**LISTED ENTRIES:**
------------------------------------------------------------
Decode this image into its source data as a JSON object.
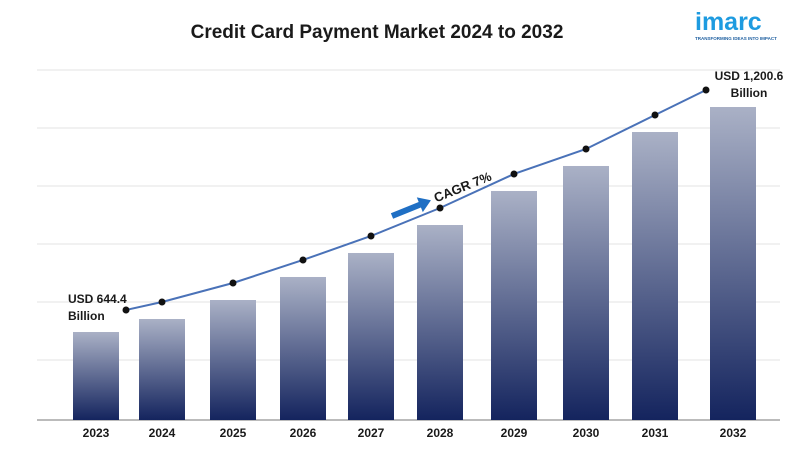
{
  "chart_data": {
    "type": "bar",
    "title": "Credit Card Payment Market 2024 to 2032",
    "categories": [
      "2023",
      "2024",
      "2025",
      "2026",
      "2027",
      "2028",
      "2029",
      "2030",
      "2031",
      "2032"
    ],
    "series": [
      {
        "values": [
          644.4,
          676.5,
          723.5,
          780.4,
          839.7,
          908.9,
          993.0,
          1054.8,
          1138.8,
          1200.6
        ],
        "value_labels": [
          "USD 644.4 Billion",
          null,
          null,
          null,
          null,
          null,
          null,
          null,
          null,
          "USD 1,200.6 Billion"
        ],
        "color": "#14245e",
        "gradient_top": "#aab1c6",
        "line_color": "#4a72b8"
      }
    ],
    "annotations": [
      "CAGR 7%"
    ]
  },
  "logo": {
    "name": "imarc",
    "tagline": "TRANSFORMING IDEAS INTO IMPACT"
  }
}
------------------------------------------------------------
Exclude the images and reproduce the remaining data exactly.

Decode this image into its source data as a JSON object.
{
  "chart_data": {
    "type": "bar",
    "title": "Credit Card Payment Market 2024 to 2032",
    "categories": [
      "2023",
      "2024",
      "2025",
      "2026",
      "2027",
      "2028",
      "2029",
      "2030",
      "2031",
      "2032"
    ],
    "series": [
      {
        "values": [
          644.4,
          676.5,
          723.5,
          780.4,
          839.7,
          908.9,
          993.0,
          1054.8,
          1138.8,
          1200.6
        ],
        "value_labels": [
          "USD 644.4 Billion",
          null,
          null,
          null,
          null,
          null,
          null,
          null,
          null,
          "USD 1,200.6 Billion"
        ],
        "color": "#14245e",
        "gradient_top": "#aab1c6",
        "line_color": "#4a72b8"
      }
    ],
    "annotations": [
      "CAGR 7%"
    ]
  },
  "logo": {
    "name": "imarc",
    "tagline": "TRANSFORMING IDEAS INTO IMPACT"
  }
}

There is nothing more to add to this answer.